Instructions for the task:
Reproduce the data exactly.

Available data:
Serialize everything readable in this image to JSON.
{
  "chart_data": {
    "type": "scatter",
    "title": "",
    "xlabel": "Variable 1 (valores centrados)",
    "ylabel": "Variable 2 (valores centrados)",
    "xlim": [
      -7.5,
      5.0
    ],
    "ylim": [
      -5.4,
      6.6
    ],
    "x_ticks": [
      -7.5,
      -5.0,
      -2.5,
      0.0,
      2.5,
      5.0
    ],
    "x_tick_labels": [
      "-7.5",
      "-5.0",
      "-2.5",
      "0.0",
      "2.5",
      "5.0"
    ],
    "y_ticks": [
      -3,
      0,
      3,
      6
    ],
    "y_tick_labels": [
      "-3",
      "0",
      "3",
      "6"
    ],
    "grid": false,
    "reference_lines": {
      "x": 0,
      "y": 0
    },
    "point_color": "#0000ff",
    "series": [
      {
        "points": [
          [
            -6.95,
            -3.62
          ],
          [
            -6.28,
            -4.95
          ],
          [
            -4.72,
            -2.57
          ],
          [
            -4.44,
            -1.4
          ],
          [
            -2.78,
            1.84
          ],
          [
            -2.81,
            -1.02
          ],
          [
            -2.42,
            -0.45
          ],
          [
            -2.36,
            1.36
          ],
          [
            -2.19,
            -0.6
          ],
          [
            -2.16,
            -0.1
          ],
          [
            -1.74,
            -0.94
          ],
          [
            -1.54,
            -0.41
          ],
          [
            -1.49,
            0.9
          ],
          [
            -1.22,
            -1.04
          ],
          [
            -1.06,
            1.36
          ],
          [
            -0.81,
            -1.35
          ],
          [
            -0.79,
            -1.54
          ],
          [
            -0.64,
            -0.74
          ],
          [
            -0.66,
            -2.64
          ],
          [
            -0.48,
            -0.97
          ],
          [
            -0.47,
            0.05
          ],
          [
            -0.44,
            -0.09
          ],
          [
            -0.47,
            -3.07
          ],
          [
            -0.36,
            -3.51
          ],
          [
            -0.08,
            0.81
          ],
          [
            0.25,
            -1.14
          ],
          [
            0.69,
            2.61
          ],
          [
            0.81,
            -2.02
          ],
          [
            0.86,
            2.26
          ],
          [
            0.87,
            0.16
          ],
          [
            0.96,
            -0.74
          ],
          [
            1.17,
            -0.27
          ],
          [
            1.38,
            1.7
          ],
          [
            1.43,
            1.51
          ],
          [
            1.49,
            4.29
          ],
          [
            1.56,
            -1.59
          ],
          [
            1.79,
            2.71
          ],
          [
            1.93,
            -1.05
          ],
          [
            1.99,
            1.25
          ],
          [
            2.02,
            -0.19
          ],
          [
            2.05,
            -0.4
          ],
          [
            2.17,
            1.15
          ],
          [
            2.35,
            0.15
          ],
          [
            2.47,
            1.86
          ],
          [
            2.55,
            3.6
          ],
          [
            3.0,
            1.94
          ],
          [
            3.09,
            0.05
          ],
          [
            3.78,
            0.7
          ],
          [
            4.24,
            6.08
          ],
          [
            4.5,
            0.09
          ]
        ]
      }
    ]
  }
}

Full output:
Serialize everything readable in this image to JSON.
{
  "chart_data": {
    "type": "scatter",
    "title": "",
    "xlabel": "Variable 1 (valores centrados)",
    "ylabel": "Variable 2 (valores centrados)",
    "xlim": [
      -7.5,
      5.0
    ],
    "ylim": [
      -5.4,
      6.6
    ],
    "x_ticks": [
      -7.5,
      -5.0,
      -2.5,
      0.0,
      2.5,
      5.0
    ],
    "x_tick_labels": [
      "-7.5",
      "-5.0",
      "-2.5",
      "0.0",
      "2.5",
      "5.0"
    ],
    "y_ticks": [
      -3,
      0,
      3,
      6
    ],
    "y_tick_labels": [
      "-3",
      "0",
      "3",
      "6"
    ],
    "grid": false,
    "reference_lines": {
      "x": 0,
      "y": 0
    },
    "point_color": "#0000ff",
    "series": [
      {
        "points": [
          [
            -6.95,
            -3.62
          ],
          [
            -6.28,
            -4.95
          ],
          [
            -4.72,
            -2.57
          ],
          [
            -4.44,
            -1.4
          ],
          [
            -2.78,
            1.84
          ],
          [
            -2.81,
            -1.02
          ],
          [
            -2.42,
            -0.45
          ],
          [
            -2.36,
            1.36
          ],
          [
            -2.19,
            -0.6
          ],
          [
            -2.16,
            -0.1
          ],
          [
            -1.74,
            -0.94
          ],
          [
            -1.54,
            -0.41
          ],
          [
            -1.49,
            0.9
          ],
          [
            -1.22,
            -1.04
          ],
          [
            -1.06,
            1.36
          ],
          [
            -0.81,
            -1.35
          ],
          [
            -0.79,
            -1.54
          ],
          [
            -0.64,
            -0.74
          ],
          [
            -0.66,
            -2.64
          ],
          [
            -0.48,
            -0.97
          ],
          [
            -0.47,
            0.05
          ],
          [
            -0.44,
            -0.09
          ],
          [
            -0.47,
            -3.07
          ],
          [
            -0.36,
            -3.51
          ],
          [
            -0.08,
            0.81
          ],
          [
            0.25,
            -1.14
          ],
          [
            0.69,
            2.61
          ],
          [
            0.81,
            -2.02
          ],
          [
            0.86,
            2.26
          ],
          [
            0.87,
            0.16
          ],
          [
            0.96,
            -0.74
          ],
          [
            1.17,
            -0.27
          ],
          [
            1.38,
            1.7
          ],
          [
            1.43,
            1.51
          ],
          [
            1.49,
            4.29
          ],
          [
            1.56,
            -1.59
          ],
          [
            1.79,
            2.71
          ],
          [
            1.93,
            -1.05
          ],
          [
            1.99,
            1.25
          ],
          [
            2.02,
            -0.19
          ],
          [
            2.05,
            -0.4
          ],
          [
            2.17,
            1.15
          ],
          [
            2.35,
            0.15
          ],
          [
            2.47,
            1.86
          ],
          [
            2.55,
            3.6
          ],
          [
            3.0,
            1.94
          ],
          [
            3.09,
            0.05
          ],
          [
            3.78,
            0.7
          ],
          [
            4.24,
            6.08
          ],
          [
            4.5,
            0.09
          ]
        ]
      }
    ]
  }
}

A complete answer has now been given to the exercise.